BEGIN
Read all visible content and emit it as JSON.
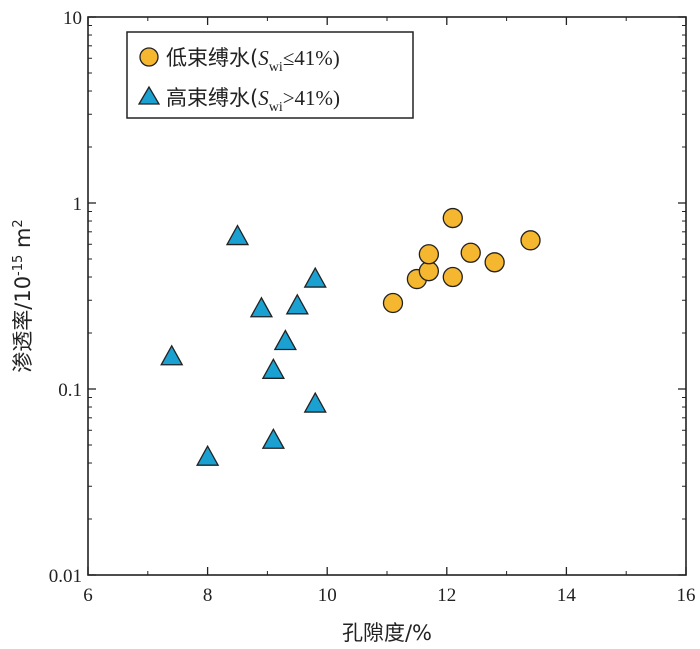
{
  "chart_data": {
    "type": "scatter",
    "title": "",
    "xlabel": "孔隙度/%",
    "ylabel": {
      "main": "渗透率/10",
      "sup": "-15",
      "unit": " m",
      "unit_sup": "2"
    },
    "xlim": [
      6,
      16
    ],
    "ylim": [
      0.01,
      10
    ],
    "yscale": "log",
    "xticks": [
      "6",
      "8",
      "10",
      "12",
      "14",
      "16"
    ],
    "yticks": [
      "0.01",
      "0.1",
      "1",
      "10"
    ],
    "legend_position": "top-left",
    "series": [
      {
        "name": "低束缚水(Swi≤41%)",
        "legend": {
          "pre": "低束缚水(",
          "S": "S",
          "sub": "wi",
          "post": "≤41%)"
        },
        "marker": "circle",
        "color": "#F5B72F",
        "points": [
          [
            11.1,
            0.29
          ],
          [
            11.5,
            0.39
          ],
          [
            11.7,
            0.43
          ],
          [
            11.7,
            0.53
          ],
          [
            12.1,
            0.4
          ],
          [
            12.1,
            0.83
          ],
          [
            12.4,
            0.54
          ],
          [
            12.8,
            0.48
          ],
          [
            13.4,
            0.63
          ]
        ]
      },
      {
        "name": "高束缚水(Swi>41%)",
        "legend": {
          "pre": "高束缚水(",
          "S": "S",
          "sub": "wi",
          "post": ">41%)"
        },
        "marker": "triangle",
        "color": "#1BA0D2",
        "points": [
          [
            8.5,
            0.66
          ],
          [
            9.8,
            0.39
          ],
          [
            9.5,
            0.28
          ],
          [
            8.9,
            0.27
          ],
          [
            9.3,
            0.18
          ],
          [
            9.1,
            0.126
          ],
          [
            7.4,
            0.149
          ],
          [
            9.8,
            0.083
          ],
          [
            9.1,
            0.053
          ],
          [
            8.0,
            0.043
          ]
        ]
      }
    ]
  }
}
END
(YOUR GOAL)
Retype each line of the listing above word for word. Exclude the pictures.

(FINISHED ANSWER)
Read all visible content and emit it as JSON.
{
  "chart_data": {
    "type": "scatter",
    "title": "",
    "xlabel": "孔隙度/%",
    "ylabel": {
      "main": "渗透率/10",
      "sup": "-15",
      "unit": " m",
      "unit_sup": "2"
    },
    "xlim": [
      6,
      16
    ],
    "ylim": [
      0.01,
      10
    ],
    "yscale": "log",
    "xticks": [
      "6",
      "8",
      "10",
      "12",
      "14",
      "16"
    ],
    "yticks": [
      "0.01",
      "0.1",
      "1",
      "10"
    ],
    "legend_position": "top-left",
    "series": [
      {
        "name": "低束缚水(Swi≤41%)",
        "legend": {
          "pre": "低束缚水(",
          "S": "S",
          "sub": "wi",
          "post": "≤41%)"
        },
        "marker": "circle",
        "color": "#F5B72F",
        "points": [
          [
            11.1,
            0.29
          ],
          [
            11.5,
            0.39
          ],
          [
            11.7,
            0.43
          ],
          [
            11.7,
            0.53
          ],
          [
            12.1,
            0.4
          ],
          [
            12.1,
            0.83
          ],
          [
            12.4,
            0.54
          ],
          [
            12.8,
            0.48
          ],
          [
            13.4,
            0.63
          ]
        ]
      },
      {
        "name": "高束缚水(Swi>41%)",
        "legend": {
          "pre": "高束缚水(",
          "S": "S",
          "sub": "wi",
          "post": ">41%)"
        },
        "marker": "triangle",
        "color": "#1BA0D2",
        "points": [
          [
            8.5,
            0.66
          ],
          [
            9.8,
            0.39
          ],
          [
            9.5,
            0.28
          ],
          [
            8.9,
            0.27
          ],
          [
            9.3,
            0.18
          ],
          [
            9.1,
            0.126
          ],
          [
            7.4,
            0.149
          ],
          [
            9.8,
            0.083
          ],
          [
            9.1,
            0.053
          ],
          [
            8.0,
            0.043
          ]
        ]
      }
    ]
  }
}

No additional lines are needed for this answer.